§ **GIVEN ENTRIES**:
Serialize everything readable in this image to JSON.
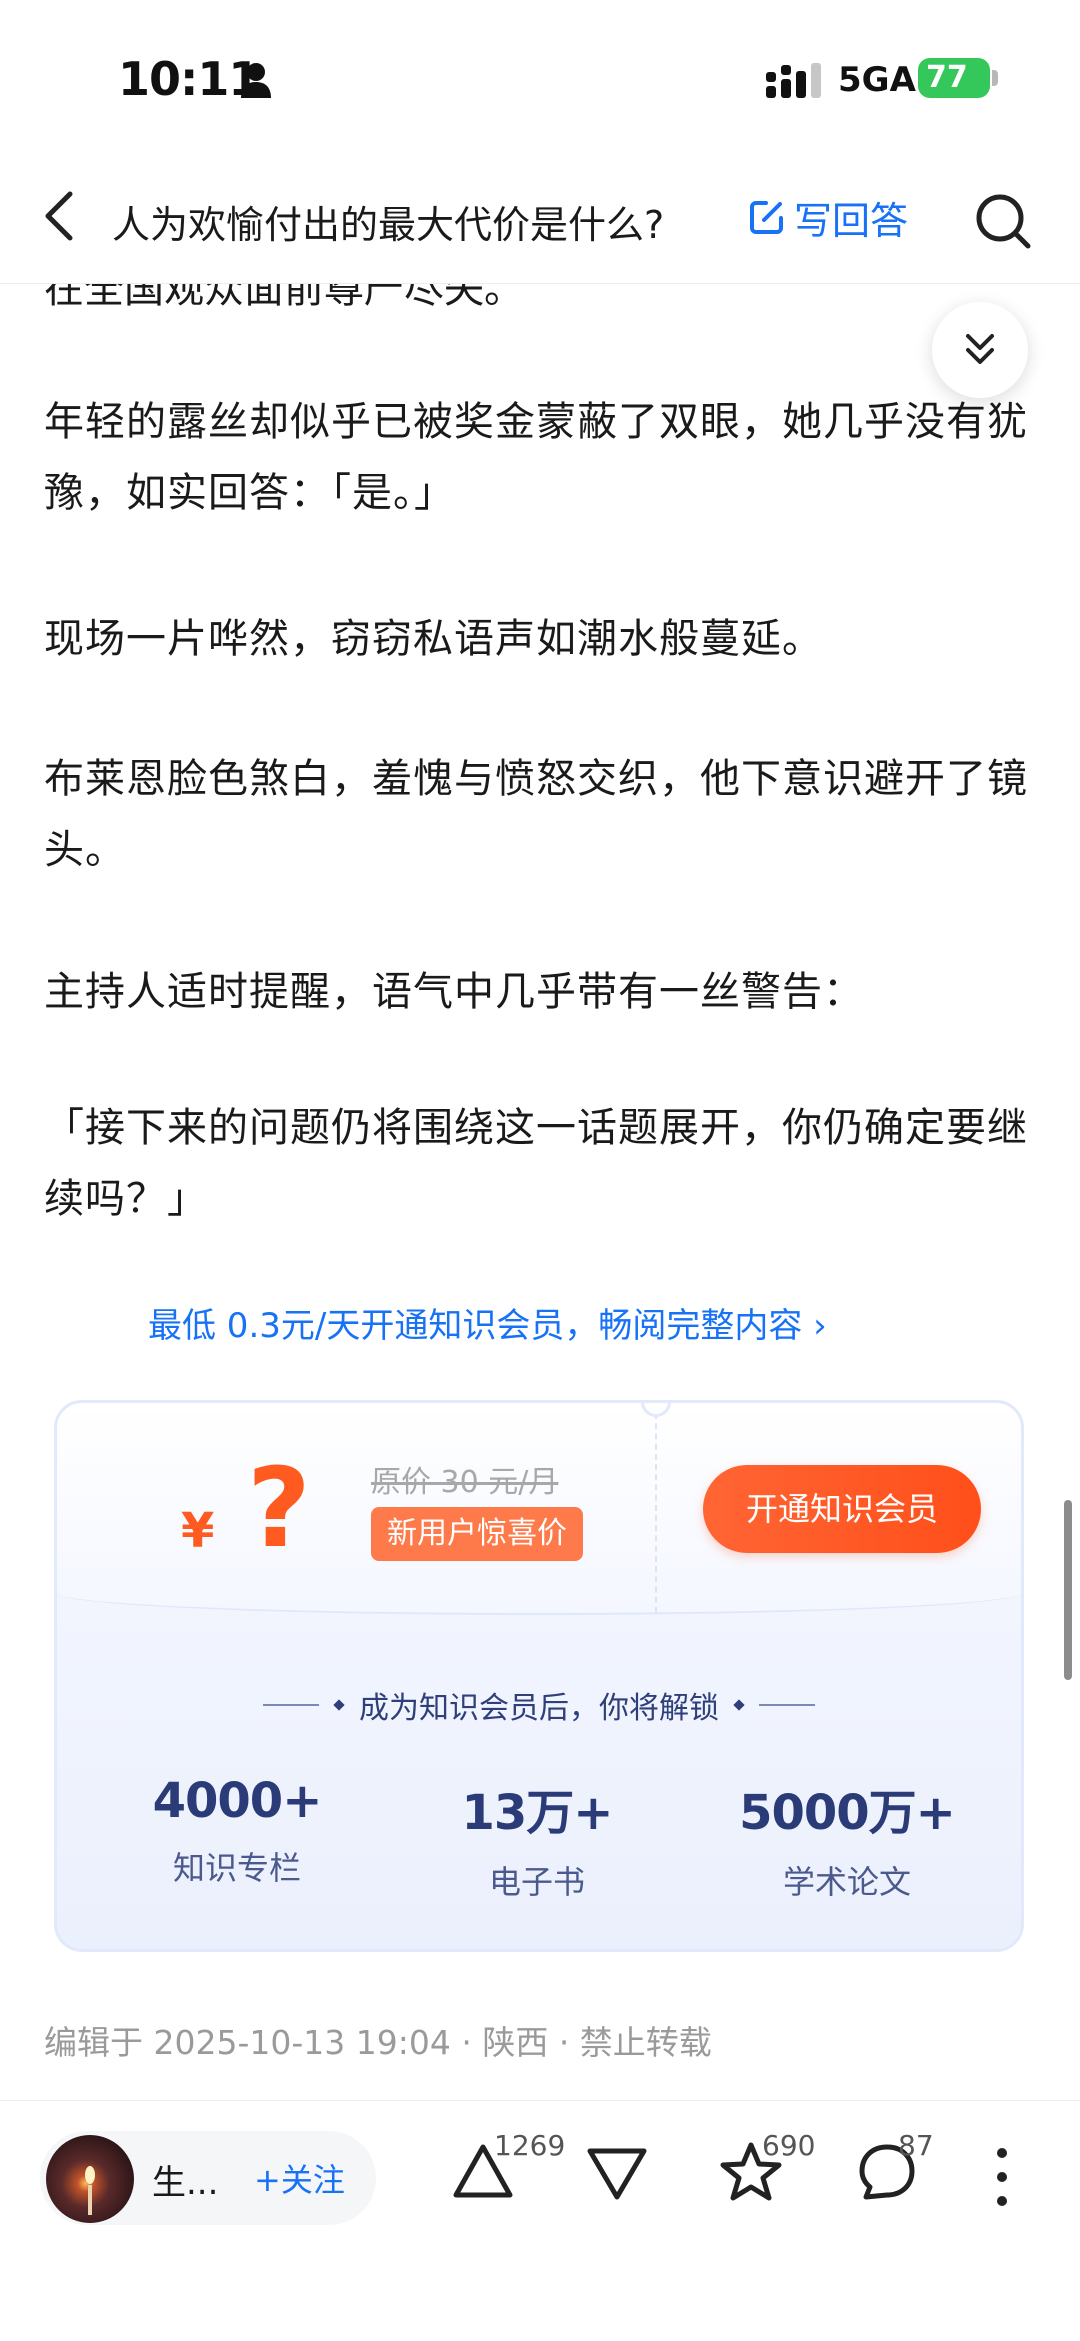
{
  "status_bar": {
    "time": "10:11",
    "network": "5GA",
    "battery": "77"
  },
  "nav": {
    "title": "人为欢愉付出的最大代价是什么?",
    "write_answer": "写回答"
  },
  "article": {
    "partial_line": "在全国观众面前尊严尽失。",
    "paragraphs": [
      "年轻的露丝却似乎已被奖金蒙蔽了双眼，她几乎没有犹豫，如实回答：「是。」",
      "现场一片哗然，窃窃私语声如潮水般蔓延。",
      "布莱恩脸色煞白，羞愧与愤怒交织，他下意识避开了镜头。",
      "主持人适时提醒，语气中几乎带有一丝警告：",
      "「接下来的问题仍将围绕这一话题展开，你仍确定要继续吗？」"
    ]
  },
  "promo": {
    "link_text": "最低 0.3元/天开通知识会员，畅阅完整内容 ›"
  },
  "membership_card": {
    "price_symbol": "¥",
    "price_value": "?",
    "original_price": "原价 30 元/月",
    "new_user_badge": "新用户惊喜价",
    "open_button": "开通知识会员",
    "unlock_title": "成为知识会员后，你将解锁",
    "stats": [
      {
        "value": "4000+",
        "label": "知识专栏"
      },
      {
        "value": "13万+",
        "label": "电子书"
      },
      {
        "value": "5000万+",
        "label": "学术论文"
      }
    ]
  },
  "edit_info": "编辑于 2025-10-13 19:04 · 陕西 · 禁止转载",
  "bottom_bar": {
    "author_name": "生...",
    "follow_label": "+关注",
    "upvote_count": "1269",
    "favorite_count": "690",
    "comment_count": "87"
  },
  "colors": {
    "accent_blue": "#1772f6",
    "price_orange": "#ff5a1f",
    "battery_green": "#34c759",
    "card_navy": "#2a3b77"
  }
}
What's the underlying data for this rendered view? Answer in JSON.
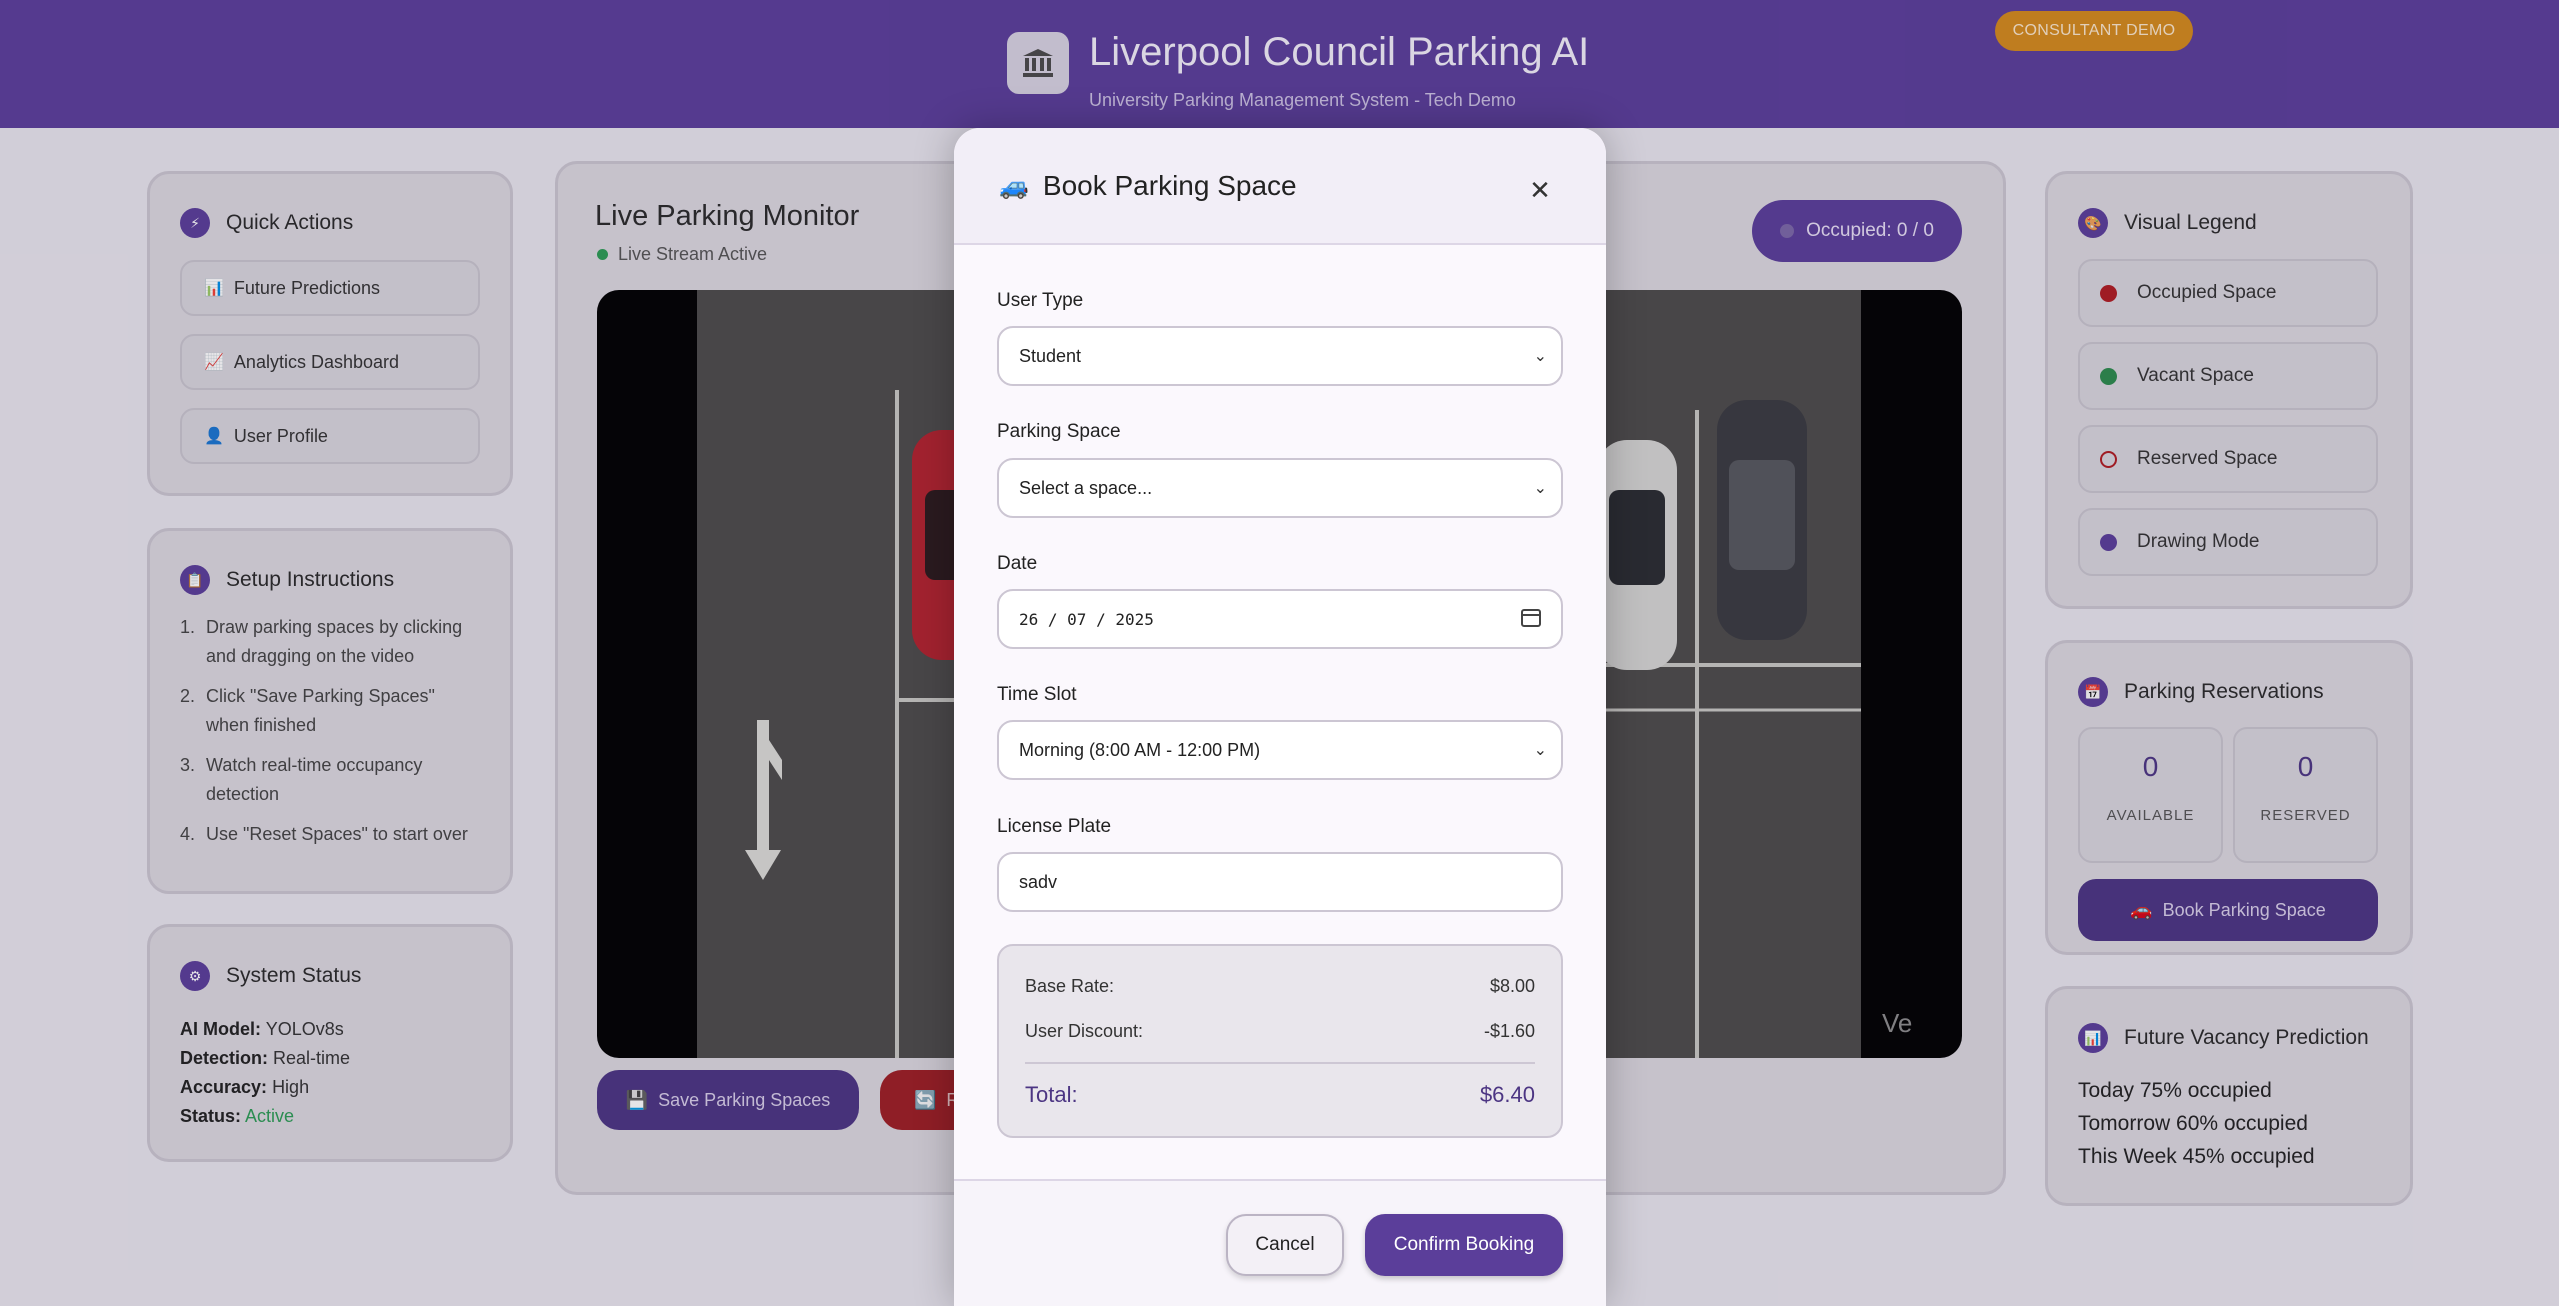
{
  "header": {
    "title": "Liverpool Council Parking AI",
    "subtitle": "University Parking Management System - Tech Demo",
    "consultant_badge": "CONSULTANT DEMO"
  },
  "quick_actions": {
    "title": "Quick Actions",
    "items": [
      {
        "icon": "bar-chart-icon",
        "label": "Future Predictions"
      },
      {
        "icon": "trend-chart-icon",
        "label": "Analytics Dashboard"
      },
      {
        "icon": "user-icon",
        "label": "User Profile"
      }
    ]
  },
  "setup": {
    "title": "Setup Instructions",
    "steps": [
      "Draw parking spaces by clicking and dragging on the video",
      "Click \"Save Parking Spaces\" when finished",
      "Watch real-time occupancy detection",
      "Use \"Reset Spaces\" to start over"
    ]
  },
  "system_status": {
    "title": "System Status",
    "rows": [
      {
        "label": "AI Model:",
        "value": "YOLOv8s"
      },
      {
        "label": "Detection:",
        "value": "Real-time"
      },
      {
        "label": "Accuracy:",
        "value": "High"
      },
      {
        "label": "Status:",
        "value": "Active",
        "color": "#2c9c55"
      }
    ]
  },
  "monitor": {
    "title": "Live Parking Monitor",
    "live_label": "Live Stream Active",
    "occupied_label": "Occupied: 0 / 0",
    "save_label": "Save Parking Spaces",
    "reset_label": "R"
  },
  "legend": {
    "title": "Visual Legend",
    "items": [
      {
        "label": "Occupied Space",
        "color": "#b01c22"
      },
      {
        "label": "Vacant Space",
        "color": "#2c8b4d"
      },
      {
        "label": "Reserved Space",
        "color": "#b01c22"
      },
      {
        "label": "Drawing Mode",
        "color": "#5b3e9a"
      }
    ]
  },
  "reservations": {
    "title": "Parking Reservations",
    "available_value": "0",
    "available_label": "AVAILABLE",
    "reserved_value": "0",
    "reserved_label": "RESERVED",
    "book_label": "Book Parking Space"
  },
  "prediction": {
    "title": "Future Vacancy Prediction",
    "lines": [
      "Today 75% occupied",
      "Tomorrow 60% occupied",
      "This Week 45% occupied"
    ]
  },
  "modal": {
    "title": "Book Parking Space",
    "user_type_label": "User Type",
    "user_type_value": "Student",
    "space_label": "Parking Space",
    "space_value": "Select a space...",
    "date_label": "Date",
    "date_value": "26 / 07 / 2025",
    "slot_label": "Time Slot",
    "slot_value": "Morning (8:00 AM - 12:00 PM)",
    "plate_label": "License Plate",
    "plate_value": "sadv",
    "base_rate_label": "Base Rate:",
    "base_rate_value": "$8.00",
    "discount_label": "User Discount:",
    "discount_value": "-$1.60",
    "total_label": "Total:",
    "total_value": "$6.40",
    "cancel_label": "Cancel",
    "confirm_label": "Confirm Booking"
  },
  "colors": {
    "brand": "#5b3e9a",
    "accent": "#d48a1c",
    "danger": "#9e1e24",
    "success": "#2c9c55"
  }
}
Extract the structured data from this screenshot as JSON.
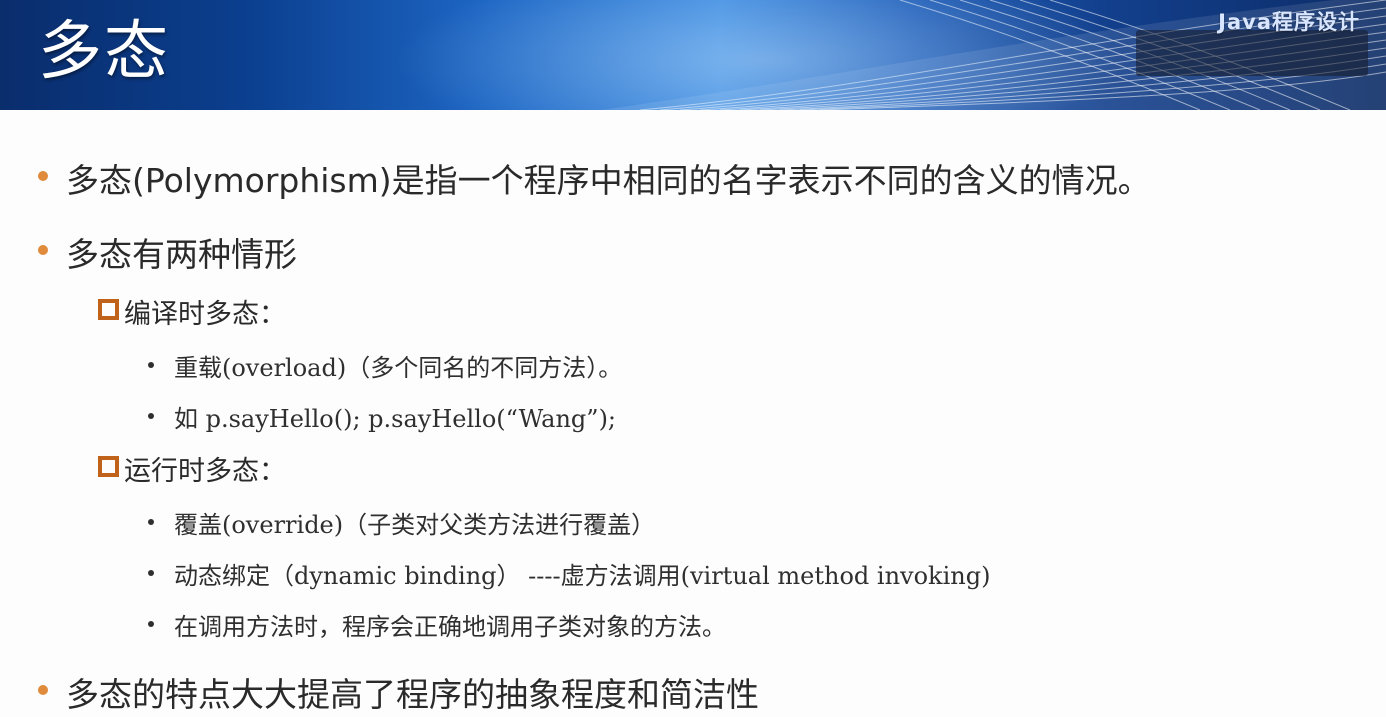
{
  "header": {
    "title": "多态",
    "course_label": "Java程序设计"
  },
  "colors": {
    "accent_bullet": "#e08a3c",
    "box_bullet": "#c1621a",
    "banner_blue": "#0b3f8f"
  },
  "content": {
    "bullet1": "多态(Polymorphism)是指一个程序中相同的名字表示不同的含义的情况。",
    "bullet2": "多态有两种情形",
    "compile_time": {
      "heading": "编译时多态：",
      "items": [
        "重载(overload)（多个同名的不同方法）。",
        "如   p.sayHello();    p.sayHello(“Wang”);"
      ]
    },
    "run_time": {
      "heading": "运行时多态：",
      "items": [
        "覆盖(override)（子类对父类方法进行覆盖）",
        "动态绑定（dynamic binding） ----虚方法调用(virtual method invoking)",
        "在调用方法时，程序会正确地调用子类对象的方法。"
      ]
    },
    "bullet3": "多态的特点大大提高了程序的抽象程度和简洁性"
  }
}
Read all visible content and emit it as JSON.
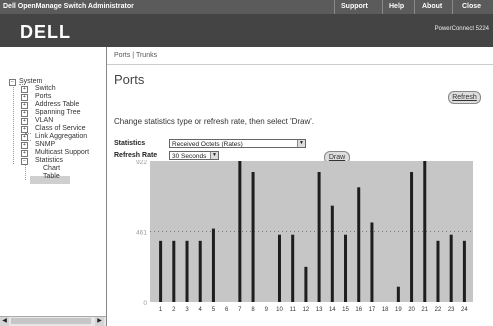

§ **OBJECTIVE**: Isolate the lines that hold the word "chart" and copy all of them.

§ **EXERCISE RESPONSE**:
        "icon": "bar-chart-icon",
        "icon": "trend-chart-icon",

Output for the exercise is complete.